**TASK:**
Pull out every line below containing the word "Accident".

**SUPPLIED ENTRIES:**

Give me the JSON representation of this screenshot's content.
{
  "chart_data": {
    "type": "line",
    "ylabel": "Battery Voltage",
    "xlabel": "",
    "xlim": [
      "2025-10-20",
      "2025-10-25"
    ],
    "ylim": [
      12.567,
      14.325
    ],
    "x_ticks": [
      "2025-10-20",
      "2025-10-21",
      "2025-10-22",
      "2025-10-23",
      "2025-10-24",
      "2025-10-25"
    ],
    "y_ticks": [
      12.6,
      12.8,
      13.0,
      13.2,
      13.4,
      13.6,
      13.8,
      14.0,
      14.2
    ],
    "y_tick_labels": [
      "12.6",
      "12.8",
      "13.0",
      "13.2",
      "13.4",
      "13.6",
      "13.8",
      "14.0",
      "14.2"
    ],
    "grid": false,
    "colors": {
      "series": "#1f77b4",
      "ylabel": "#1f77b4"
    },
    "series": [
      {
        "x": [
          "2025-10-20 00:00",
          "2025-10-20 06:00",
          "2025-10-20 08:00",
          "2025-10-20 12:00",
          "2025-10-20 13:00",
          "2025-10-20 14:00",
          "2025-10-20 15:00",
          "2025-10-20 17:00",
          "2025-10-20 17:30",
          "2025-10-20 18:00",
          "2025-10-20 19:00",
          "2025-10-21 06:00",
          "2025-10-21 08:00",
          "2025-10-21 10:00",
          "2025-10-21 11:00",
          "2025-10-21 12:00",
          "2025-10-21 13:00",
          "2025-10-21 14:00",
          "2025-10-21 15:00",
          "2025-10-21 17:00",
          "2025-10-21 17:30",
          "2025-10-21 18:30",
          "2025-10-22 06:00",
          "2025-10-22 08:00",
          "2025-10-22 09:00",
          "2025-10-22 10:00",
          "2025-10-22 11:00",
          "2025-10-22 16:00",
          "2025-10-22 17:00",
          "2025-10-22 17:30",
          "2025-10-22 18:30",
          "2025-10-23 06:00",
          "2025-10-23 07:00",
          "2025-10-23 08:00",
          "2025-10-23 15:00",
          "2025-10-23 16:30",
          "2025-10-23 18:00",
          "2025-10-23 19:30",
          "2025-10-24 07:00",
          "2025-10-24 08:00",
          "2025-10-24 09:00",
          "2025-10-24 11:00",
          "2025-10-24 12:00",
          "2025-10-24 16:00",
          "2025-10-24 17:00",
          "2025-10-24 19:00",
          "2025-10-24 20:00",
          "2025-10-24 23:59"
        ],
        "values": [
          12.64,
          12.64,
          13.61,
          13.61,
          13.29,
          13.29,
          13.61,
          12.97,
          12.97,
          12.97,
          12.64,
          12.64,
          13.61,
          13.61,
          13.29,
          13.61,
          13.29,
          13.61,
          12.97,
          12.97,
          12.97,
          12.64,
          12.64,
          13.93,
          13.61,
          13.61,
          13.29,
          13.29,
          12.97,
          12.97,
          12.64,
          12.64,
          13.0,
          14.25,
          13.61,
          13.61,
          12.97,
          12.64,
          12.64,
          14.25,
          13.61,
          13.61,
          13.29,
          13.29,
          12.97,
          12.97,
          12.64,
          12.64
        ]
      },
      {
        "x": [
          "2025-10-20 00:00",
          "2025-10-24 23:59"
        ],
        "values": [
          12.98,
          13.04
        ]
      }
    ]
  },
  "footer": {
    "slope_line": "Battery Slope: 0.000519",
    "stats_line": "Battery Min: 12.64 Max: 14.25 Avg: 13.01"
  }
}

...

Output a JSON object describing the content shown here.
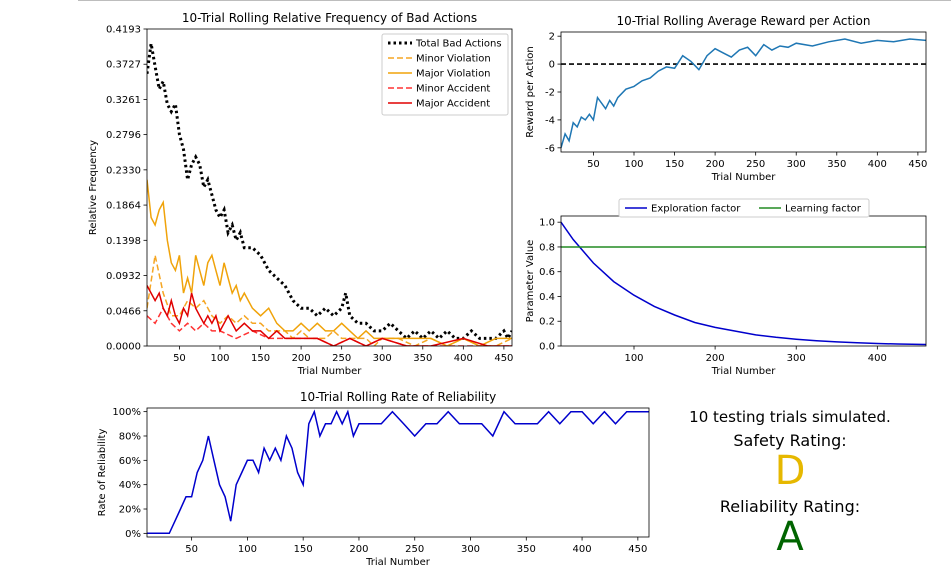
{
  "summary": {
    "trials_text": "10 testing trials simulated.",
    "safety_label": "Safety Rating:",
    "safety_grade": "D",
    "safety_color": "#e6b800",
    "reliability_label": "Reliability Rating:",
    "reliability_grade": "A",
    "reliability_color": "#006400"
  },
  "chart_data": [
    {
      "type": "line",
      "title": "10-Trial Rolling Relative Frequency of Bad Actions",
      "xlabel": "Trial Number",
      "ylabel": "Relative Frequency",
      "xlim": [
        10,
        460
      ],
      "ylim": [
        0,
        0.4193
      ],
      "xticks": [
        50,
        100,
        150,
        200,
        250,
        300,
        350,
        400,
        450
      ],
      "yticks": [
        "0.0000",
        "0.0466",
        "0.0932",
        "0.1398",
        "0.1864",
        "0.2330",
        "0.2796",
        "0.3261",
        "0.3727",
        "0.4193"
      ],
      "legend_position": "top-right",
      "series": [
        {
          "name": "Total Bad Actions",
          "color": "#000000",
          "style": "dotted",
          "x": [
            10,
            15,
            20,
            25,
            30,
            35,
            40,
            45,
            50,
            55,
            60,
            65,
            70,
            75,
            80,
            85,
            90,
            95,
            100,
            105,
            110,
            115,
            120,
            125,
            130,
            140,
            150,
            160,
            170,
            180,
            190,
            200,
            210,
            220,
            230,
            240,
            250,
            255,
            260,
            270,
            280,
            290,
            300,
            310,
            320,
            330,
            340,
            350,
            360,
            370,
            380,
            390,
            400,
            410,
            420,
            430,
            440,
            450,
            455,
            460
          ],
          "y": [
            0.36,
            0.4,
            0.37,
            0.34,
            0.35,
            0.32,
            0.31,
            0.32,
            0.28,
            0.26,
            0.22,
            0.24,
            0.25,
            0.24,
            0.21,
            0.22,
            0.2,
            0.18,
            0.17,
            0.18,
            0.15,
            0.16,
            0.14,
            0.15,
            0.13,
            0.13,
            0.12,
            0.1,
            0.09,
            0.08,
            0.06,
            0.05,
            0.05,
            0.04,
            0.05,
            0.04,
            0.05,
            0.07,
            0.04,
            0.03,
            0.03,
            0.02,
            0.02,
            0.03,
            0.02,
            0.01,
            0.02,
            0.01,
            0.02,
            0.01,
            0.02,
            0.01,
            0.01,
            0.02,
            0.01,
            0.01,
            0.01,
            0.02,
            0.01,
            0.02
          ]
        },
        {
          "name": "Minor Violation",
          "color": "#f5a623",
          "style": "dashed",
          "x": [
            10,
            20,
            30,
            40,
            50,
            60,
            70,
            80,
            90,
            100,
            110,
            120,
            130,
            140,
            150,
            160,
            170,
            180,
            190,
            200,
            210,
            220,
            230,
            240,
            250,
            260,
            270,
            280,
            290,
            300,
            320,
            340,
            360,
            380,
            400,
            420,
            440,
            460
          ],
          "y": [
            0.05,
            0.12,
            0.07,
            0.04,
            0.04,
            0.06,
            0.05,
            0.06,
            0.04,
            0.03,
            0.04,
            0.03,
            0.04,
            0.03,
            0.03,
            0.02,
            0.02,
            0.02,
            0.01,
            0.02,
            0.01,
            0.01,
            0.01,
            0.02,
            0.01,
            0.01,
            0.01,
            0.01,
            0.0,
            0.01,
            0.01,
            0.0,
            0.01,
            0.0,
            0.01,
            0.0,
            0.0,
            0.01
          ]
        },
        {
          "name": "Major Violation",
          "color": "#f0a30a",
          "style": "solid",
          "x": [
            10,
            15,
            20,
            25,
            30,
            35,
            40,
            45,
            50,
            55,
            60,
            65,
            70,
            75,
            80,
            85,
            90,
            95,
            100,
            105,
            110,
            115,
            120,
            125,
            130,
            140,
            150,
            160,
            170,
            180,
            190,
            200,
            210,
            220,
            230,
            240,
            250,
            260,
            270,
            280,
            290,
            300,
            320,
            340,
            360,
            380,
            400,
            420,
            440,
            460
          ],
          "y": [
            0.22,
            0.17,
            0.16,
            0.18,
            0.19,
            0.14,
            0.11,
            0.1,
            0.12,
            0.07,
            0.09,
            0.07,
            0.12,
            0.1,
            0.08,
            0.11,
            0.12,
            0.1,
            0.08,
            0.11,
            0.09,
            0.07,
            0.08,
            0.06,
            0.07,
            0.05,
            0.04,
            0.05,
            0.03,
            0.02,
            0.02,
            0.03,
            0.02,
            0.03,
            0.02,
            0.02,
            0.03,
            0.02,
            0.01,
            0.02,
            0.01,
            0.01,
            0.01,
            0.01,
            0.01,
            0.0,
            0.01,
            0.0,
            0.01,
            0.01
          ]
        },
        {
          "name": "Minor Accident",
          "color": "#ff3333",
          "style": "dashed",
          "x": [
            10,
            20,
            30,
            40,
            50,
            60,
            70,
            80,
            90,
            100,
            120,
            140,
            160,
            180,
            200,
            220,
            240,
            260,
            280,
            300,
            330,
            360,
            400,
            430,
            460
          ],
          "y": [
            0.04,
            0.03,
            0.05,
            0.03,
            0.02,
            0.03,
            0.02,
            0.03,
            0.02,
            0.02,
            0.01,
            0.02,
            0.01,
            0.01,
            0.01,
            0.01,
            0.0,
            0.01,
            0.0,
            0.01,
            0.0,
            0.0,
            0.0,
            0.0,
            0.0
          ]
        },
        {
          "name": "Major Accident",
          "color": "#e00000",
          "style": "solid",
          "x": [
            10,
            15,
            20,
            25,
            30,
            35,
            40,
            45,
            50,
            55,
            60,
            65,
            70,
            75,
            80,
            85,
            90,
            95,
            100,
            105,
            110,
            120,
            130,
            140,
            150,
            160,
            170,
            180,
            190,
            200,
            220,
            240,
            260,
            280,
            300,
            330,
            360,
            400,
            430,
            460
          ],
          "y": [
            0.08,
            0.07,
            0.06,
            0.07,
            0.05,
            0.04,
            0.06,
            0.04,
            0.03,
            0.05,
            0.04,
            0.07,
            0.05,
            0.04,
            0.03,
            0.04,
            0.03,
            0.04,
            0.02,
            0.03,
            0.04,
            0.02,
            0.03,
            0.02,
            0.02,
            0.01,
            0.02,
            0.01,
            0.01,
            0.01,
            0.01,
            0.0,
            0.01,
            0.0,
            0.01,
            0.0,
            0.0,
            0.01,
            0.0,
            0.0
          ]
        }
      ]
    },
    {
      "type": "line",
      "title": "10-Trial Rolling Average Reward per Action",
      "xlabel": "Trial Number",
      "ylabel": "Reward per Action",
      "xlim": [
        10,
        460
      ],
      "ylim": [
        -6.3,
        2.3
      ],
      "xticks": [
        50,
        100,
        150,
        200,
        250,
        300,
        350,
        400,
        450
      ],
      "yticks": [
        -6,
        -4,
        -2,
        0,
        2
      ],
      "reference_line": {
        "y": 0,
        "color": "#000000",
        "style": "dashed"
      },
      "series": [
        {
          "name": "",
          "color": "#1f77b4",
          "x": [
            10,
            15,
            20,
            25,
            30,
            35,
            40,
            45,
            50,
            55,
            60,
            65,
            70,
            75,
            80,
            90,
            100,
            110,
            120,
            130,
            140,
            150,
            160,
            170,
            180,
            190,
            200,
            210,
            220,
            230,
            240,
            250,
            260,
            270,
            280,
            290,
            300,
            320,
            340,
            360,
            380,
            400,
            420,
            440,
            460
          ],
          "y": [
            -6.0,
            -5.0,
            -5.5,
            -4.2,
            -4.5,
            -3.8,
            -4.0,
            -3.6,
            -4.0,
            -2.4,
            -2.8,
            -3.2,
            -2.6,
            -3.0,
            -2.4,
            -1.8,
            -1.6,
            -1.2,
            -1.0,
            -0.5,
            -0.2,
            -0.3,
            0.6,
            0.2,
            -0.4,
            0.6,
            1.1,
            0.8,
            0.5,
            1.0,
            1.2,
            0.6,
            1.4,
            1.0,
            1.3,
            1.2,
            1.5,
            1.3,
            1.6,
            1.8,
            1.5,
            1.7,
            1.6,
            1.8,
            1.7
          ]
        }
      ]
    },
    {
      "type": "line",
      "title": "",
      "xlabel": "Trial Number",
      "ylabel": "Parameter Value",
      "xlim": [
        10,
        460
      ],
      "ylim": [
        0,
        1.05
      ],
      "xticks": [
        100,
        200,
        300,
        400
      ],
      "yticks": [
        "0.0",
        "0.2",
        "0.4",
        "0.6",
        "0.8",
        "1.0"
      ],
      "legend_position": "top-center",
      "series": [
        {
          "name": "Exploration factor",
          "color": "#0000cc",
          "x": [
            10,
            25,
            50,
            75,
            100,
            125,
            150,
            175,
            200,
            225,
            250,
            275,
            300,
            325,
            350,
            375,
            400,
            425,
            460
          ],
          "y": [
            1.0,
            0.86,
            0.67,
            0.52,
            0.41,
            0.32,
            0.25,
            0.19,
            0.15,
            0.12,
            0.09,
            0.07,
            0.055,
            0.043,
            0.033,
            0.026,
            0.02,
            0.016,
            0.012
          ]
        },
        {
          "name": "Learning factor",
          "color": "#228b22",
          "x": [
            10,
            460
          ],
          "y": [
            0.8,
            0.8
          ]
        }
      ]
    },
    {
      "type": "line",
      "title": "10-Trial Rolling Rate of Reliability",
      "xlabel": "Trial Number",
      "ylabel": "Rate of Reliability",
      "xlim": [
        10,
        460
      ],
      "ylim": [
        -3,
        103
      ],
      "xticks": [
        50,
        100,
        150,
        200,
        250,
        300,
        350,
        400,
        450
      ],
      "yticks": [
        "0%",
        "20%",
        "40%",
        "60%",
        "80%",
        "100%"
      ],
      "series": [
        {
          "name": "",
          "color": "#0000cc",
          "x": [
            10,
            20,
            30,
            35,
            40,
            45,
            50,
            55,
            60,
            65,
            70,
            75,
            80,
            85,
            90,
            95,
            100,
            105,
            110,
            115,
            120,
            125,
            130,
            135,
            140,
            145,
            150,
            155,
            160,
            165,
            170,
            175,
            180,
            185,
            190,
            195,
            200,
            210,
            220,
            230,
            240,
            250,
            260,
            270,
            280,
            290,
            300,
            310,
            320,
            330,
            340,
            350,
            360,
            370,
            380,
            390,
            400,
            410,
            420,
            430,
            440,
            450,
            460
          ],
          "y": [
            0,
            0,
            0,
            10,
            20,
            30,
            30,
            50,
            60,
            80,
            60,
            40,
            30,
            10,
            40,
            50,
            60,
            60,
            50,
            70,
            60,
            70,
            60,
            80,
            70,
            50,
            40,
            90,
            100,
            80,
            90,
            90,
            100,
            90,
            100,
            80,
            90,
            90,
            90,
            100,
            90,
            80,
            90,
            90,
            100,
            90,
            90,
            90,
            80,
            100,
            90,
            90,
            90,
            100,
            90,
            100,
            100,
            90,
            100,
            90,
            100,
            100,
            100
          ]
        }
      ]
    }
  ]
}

---

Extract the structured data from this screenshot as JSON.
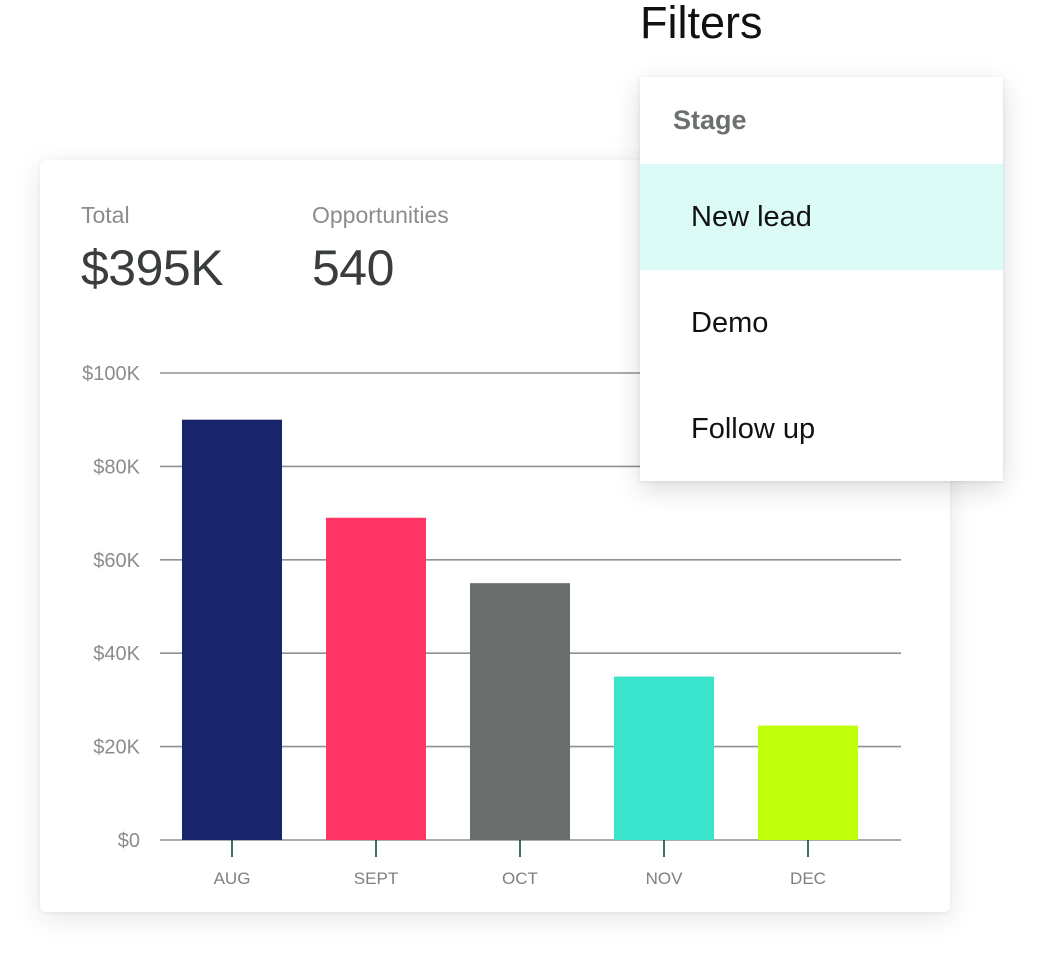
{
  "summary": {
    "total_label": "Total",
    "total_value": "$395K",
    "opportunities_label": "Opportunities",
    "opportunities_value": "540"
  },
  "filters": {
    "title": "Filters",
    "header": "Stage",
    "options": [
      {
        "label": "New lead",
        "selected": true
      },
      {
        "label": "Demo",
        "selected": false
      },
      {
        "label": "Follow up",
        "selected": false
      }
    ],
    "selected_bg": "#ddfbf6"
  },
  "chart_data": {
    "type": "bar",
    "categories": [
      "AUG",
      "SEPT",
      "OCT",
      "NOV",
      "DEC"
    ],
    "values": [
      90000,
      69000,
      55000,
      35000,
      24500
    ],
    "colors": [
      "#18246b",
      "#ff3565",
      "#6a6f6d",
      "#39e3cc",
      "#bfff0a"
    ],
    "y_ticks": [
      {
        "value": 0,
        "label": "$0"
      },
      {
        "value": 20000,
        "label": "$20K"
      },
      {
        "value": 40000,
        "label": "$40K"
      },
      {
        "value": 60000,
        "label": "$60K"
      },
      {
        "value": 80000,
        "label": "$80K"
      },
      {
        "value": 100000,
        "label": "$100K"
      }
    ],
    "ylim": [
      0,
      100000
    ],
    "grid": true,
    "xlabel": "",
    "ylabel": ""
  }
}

**TASK OUTPUT:**
          "name": "Minor Accident",
          "name": "Major Accident",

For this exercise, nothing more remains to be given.